= INPUT ROWS =
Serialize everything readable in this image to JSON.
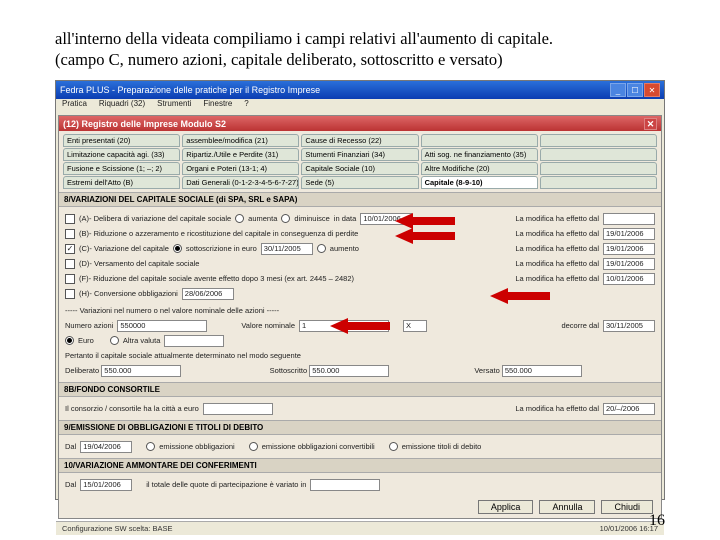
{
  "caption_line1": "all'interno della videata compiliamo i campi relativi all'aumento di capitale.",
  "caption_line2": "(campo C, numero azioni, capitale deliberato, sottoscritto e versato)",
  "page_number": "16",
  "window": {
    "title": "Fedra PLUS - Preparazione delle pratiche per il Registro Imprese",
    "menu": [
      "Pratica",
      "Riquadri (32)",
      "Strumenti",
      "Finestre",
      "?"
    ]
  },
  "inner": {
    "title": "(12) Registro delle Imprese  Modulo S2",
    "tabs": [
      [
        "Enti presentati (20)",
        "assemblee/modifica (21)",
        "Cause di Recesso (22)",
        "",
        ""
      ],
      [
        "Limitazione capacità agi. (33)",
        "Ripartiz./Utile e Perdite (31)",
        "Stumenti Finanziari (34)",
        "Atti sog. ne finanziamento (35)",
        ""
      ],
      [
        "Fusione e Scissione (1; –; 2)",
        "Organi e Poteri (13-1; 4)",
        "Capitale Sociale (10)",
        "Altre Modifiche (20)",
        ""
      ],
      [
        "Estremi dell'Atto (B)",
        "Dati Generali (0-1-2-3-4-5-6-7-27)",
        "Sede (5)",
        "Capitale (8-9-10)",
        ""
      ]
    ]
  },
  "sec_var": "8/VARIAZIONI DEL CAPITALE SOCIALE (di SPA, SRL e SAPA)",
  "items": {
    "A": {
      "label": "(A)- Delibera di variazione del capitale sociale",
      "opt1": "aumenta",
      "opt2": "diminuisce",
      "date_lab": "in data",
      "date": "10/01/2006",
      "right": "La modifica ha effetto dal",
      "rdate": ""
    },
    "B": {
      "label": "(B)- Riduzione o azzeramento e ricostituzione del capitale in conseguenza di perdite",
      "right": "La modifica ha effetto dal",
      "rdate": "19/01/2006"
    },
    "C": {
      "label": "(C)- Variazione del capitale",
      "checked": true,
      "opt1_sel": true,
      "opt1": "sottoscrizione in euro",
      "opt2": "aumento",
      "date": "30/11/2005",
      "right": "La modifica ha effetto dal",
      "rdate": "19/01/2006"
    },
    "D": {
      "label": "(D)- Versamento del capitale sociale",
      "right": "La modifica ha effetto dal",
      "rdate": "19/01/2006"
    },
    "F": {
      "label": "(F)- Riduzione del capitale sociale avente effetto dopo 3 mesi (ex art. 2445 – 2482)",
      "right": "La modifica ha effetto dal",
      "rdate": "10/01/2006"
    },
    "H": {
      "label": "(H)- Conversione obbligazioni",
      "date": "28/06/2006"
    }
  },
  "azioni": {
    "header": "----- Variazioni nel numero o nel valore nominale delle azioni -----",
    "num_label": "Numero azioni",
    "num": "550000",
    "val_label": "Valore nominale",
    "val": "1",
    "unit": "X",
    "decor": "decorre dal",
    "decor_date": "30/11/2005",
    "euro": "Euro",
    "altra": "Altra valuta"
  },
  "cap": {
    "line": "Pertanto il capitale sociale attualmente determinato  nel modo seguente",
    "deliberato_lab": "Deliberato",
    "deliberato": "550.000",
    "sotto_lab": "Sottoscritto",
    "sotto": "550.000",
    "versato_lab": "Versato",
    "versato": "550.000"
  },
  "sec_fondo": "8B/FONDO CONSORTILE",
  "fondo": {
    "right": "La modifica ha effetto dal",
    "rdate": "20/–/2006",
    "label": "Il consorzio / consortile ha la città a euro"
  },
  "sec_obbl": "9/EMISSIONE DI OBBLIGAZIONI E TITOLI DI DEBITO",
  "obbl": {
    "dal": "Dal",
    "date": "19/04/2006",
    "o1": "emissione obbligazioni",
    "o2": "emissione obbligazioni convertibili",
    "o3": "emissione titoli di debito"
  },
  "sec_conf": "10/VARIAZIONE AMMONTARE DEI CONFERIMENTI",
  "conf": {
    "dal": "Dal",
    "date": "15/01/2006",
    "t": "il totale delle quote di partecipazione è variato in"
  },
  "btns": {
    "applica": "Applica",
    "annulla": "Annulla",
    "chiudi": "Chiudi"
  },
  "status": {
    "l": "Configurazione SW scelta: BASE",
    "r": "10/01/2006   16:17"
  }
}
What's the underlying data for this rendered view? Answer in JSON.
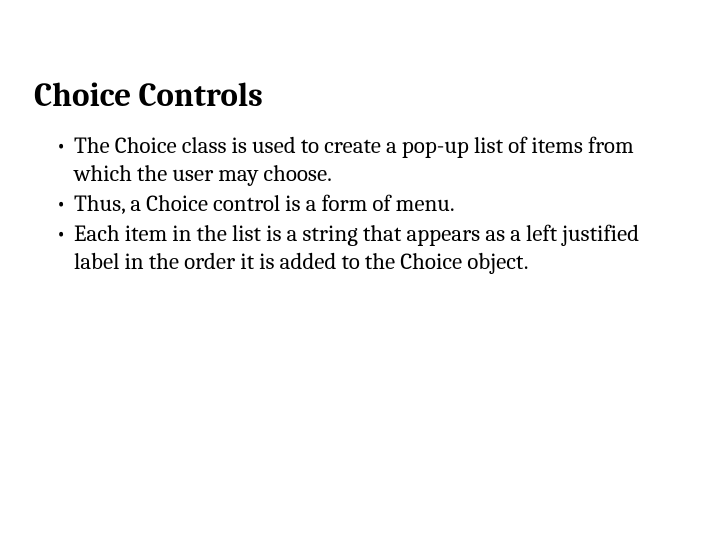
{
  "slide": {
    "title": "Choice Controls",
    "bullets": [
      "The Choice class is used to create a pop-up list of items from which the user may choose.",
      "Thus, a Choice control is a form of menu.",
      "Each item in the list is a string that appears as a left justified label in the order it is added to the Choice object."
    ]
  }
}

= YOUR TASK =
Leave out all pictures and retype precisely the lines that run from the line containing "What's the underlying" to the last line of the records.

= ANSWER TO THE PROBLEM =
What's the underlying data for this rendered view? Answer in JSON.
{
  "slide": {
    "title": "Choice Controls",
    "bullets": [
      "The Choice class is used to create a pop-up list of items from which the user may choose.",
      "Thus, a Choice control is a form of menu.",
      "Each item in the list is a string that appears as a left justified label in the order it is added to the Choice object."
    ]
  }
}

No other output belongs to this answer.